--- WRITTEN TASK ---
Convert everything from the start of the entries down to and including the line containing "36, 940, 50]" into a JSON list of strings, one string per line. Omit any blank lines.

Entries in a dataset
§

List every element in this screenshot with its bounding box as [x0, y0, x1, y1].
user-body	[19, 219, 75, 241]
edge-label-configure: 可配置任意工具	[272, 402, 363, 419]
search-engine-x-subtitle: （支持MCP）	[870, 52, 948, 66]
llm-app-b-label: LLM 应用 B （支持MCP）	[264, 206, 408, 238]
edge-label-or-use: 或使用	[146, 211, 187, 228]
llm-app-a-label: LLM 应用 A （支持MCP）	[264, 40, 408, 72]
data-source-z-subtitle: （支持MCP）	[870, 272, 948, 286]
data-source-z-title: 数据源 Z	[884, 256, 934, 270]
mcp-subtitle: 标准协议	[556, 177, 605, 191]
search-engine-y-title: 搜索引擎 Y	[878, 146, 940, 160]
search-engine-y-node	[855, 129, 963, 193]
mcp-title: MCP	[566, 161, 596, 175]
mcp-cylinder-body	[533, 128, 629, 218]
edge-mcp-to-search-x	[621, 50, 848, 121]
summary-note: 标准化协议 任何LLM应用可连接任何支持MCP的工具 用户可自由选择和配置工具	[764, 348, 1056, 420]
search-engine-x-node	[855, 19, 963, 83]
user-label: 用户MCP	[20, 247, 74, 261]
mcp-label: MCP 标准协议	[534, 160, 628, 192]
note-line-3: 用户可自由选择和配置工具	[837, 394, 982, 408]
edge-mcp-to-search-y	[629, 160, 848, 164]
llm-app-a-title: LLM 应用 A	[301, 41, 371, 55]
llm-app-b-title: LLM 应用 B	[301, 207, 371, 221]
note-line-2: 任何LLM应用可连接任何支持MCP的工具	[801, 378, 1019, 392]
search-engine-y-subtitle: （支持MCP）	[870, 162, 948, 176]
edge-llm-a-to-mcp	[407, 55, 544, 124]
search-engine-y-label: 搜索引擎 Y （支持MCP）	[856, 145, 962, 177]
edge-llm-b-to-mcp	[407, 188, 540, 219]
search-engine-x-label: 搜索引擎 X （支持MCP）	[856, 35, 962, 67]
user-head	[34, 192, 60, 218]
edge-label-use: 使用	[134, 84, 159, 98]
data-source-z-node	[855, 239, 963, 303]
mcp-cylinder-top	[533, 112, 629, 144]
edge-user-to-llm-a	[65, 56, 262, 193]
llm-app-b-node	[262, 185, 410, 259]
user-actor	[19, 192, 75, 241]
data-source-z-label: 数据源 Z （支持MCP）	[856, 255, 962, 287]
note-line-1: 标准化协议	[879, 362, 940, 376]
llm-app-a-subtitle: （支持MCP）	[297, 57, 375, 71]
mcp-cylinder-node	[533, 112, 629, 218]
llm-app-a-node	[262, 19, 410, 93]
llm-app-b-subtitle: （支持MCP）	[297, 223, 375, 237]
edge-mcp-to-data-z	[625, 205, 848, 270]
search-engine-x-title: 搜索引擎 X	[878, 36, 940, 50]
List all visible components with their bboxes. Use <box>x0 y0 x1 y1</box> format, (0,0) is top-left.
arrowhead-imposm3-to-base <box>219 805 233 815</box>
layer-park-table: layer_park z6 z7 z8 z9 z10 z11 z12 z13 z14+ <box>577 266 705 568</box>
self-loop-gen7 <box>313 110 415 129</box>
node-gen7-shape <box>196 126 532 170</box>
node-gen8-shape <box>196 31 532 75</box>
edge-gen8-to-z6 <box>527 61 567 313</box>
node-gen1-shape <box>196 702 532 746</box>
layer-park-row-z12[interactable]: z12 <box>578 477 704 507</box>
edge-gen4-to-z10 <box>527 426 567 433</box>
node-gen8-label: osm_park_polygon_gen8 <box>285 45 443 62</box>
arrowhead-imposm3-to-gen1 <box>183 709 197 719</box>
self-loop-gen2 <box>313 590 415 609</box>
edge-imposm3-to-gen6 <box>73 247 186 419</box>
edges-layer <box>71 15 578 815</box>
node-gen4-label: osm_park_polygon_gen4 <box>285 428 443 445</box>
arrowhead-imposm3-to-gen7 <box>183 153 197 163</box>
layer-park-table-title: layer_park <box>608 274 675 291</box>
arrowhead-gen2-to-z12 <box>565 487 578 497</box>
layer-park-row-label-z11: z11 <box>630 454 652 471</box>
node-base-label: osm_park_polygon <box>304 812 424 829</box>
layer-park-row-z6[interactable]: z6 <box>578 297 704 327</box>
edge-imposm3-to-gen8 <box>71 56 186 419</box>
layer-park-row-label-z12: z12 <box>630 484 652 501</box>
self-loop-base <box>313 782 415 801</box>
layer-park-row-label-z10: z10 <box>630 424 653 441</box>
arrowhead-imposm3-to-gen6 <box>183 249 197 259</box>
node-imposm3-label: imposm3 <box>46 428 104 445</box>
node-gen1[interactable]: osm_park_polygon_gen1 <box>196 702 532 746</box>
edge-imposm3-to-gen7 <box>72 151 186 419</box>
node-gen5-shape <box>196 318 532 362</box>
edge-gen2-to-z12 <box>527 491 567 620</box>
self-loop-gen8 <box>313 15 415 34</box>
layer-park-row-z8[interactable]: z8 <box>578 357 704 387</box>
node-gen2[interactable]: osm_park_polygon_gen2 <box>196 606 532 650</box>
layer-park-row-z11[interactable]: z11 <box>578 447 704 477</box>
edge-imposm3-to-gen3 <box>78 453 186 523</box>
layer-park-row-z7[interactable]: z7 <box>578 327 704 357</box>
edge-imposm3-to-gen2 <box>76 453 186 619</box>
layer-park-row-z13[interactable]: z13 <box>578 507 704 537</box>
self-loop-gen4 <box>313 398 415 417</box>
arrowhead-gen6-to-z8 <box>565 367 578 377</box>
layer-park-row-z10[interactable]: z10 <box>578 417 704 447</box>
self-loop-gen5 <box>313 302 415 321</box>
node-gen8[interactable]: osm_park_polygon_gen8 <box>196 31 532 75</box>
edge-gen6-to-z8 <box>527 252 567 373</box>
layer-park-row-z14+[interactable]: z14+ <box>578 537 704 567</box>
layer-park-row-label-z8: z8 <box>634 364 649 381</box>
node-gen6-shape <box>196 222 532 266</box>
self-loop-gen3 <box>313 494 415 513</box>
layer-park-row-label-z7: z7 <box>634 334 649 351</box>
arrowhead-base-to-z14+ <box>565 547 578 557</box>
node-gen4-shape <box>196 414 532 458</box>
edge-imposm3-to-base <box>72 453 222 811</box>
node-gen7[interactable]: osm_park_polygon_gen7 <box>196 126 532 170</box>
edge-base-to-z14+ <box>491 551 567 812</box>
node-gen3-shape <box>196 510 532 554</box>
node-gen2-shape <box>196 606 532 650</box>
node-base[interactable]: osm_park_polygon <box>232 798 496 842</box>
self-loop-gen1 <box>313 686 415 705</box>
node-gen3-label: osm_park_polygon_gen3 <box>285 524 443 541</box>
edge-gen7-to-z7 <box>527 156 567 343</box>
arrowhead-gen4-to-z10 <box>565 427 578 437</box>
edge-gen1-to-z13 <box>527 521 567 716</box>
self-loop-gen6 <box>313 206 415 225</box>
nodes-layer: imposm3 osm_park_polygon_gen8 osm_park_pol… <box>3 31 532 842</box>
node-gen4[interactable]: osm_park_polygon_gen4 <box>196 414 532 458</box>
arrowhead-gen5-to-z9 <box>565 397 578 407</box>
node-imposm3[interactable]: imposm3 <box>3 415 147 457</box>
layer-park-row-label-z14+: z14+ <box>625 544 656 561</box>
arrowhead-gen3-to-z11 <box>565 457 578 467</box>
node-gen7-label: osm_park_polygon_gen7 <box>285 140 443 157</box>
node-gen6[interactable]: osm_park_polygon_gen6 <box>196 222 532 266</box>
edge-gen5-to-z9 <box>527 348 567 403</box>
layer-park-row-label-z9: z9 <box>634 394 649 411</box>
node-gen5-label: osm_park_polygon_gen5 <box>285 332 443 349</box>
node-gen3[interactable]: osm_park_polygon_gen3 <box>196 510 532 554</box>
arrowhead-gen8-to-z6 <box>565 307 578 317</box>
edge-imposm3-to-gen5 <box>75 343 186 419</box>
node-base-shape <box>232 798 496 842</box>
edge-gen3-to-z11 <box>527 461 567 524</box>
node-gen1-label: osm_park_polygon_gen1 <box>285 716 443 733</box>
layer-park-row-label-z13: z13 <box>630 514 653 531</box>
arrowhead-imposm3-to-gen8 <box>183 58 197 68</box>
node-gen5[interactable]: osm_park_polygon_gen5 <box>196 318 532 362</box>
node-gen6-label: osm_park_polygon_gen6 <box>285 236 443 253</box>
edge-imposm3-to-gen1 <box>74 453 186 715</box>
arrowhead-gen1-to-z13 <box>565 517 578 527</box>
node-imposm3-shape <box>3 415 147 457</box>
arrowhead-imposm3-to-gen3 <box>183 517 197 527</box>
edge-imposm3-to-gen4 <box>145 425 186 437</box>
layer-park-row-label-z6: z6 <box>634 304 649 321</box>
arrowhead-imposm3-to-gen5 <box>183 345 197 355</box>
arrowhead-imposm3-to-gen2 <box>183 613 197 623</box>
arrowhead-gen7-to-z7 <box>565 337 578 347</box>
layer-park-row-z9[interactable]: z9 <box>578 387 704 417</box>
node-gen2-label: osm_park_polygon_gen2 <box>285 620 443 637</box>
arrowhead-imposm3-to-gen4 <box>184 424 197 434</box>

§

--- RESULT OF THIS EXERCISE ---
[
  "List every element in this screenshot with its bounding box as [x0, y0, x1, y1].",
  "user-body\t[19, 219, 75, 241]",
  "edge-label-configure: 可配置任意工具\t[272, 402, 363, 419]",
  "search-engine-x-subtitle: （支持MCP）\t[870, 52, 948, 66]",
  "llm-app-b-label: LLM 应用 B （支持MCP）\t[264, 206, 408, 238]",
  "edge-label-or-use: 或使用\t[146, 211, 187, 228]",
  "llm-app-a-label: LLM 应用 A （支持MCP）\t[264, 40, 408, 72]",
  "data-source-z-subtitle: （支持MCP）\t[870, 272, 948, 286]",
  "data-source-z-title: 数据源 Z\t[884, 256, 934, 270]",
  "mcp-subtitle: 标准协议\t[556, 177, 605, 191]",
  "search-engine-y-title: 搜索引擎 Y\t[878, 146, 940, 160]",
  "search-engine-y-node\t[855, 129, 963, 193]",
  "mcp-title: MCP\t[566, 161, 596, 175]",
  "mcp-cylinder-body\t[533, 128, 629, 218]",
  "edge-mcp-to-search-x\t[621, 50, 848, 121]",
  "summary-note: 标准化协议 任何LLM应用可连接任何支持MCP的工具 用户可自由选择和配置工具\t[764, 348, 1056, 420]",
  "search-engine-x-node\t[855, 19, 963, 83]",
  "user-label: 用户MCP\t[20, 247, 74, 261]",
  "mcp-label: MCP 标准协议\t[534, 160, 628, 192]",
  "note-line-3: 用户可自由选择和配置工具\t[837, 394, 982, 408]",
  "edge-mcp-to-search-y\t[629, 160, 848, 164]",
  "llm-app-a-title: LLM 应用 A\t[301, 41, 371, 55]",
  "llm-app-b-title: LLM 应用 B\t[301, 207, 371, 221]",
  "note-line-2: 任何LLM应用可连接任何支持MCP的工具\t[801, 378, 1019, 392]",
  "search-engine-y-subtitle: （支持MCP）\t[870, 162, 948, 176]",
  "edge-llm-a-to-mcp\t[407, 55, 544, 124]",
  "search-engine-y-label: 搜索引擎 Y （支持MCP）\t[856, 145, 962, 177]",
  "edge-llm-b-to-mcp\t[407, 188, 540, 219]",
  "search-engine-x-label: 搜索引擎 X （支持MCP）\t[856, 35, 962, 67]",
  "user-head\t[34, 192, 60, 218]",
  "edge-label-use: 使用\t[134, 84, 159, 98]",
  "data-source-z-node\t[855, 239, 963, 303]",
  "mcp-cylinder-top\t[533, 112, 629, 144]",
  "edge-user-to-llm-a\t[65, 56, 262, 193]",
  "llm-app-b-node\t[262, 185, 410, 259]",
  "user-actor\t[19, 192, 75, 241]",
  "data-source-z-label: 数据源 Z （支持MCP）\t[856, 255, 962, 287]",
  "note-line-1: 标准化协议\t[879, 362, 940, 376]",
  "llm-app-a-subtitle: （支持MCP）\t[297, 57, 375, 71]",
  "mcp-cylinder-node\t[533, 112, 629, 218]",
  "llm-app-a-node\t[262, 19, 410, 93]",
  "llm-app-b-subtitle: （支持MCP）\t[297, 223, 375, 237]",
  "edge-mcp-to-data-z\t[625, 205, 848, 270]",
  "search-engine-x-title: 搜索引擎 X\t[878, 36, 940, 50]"
]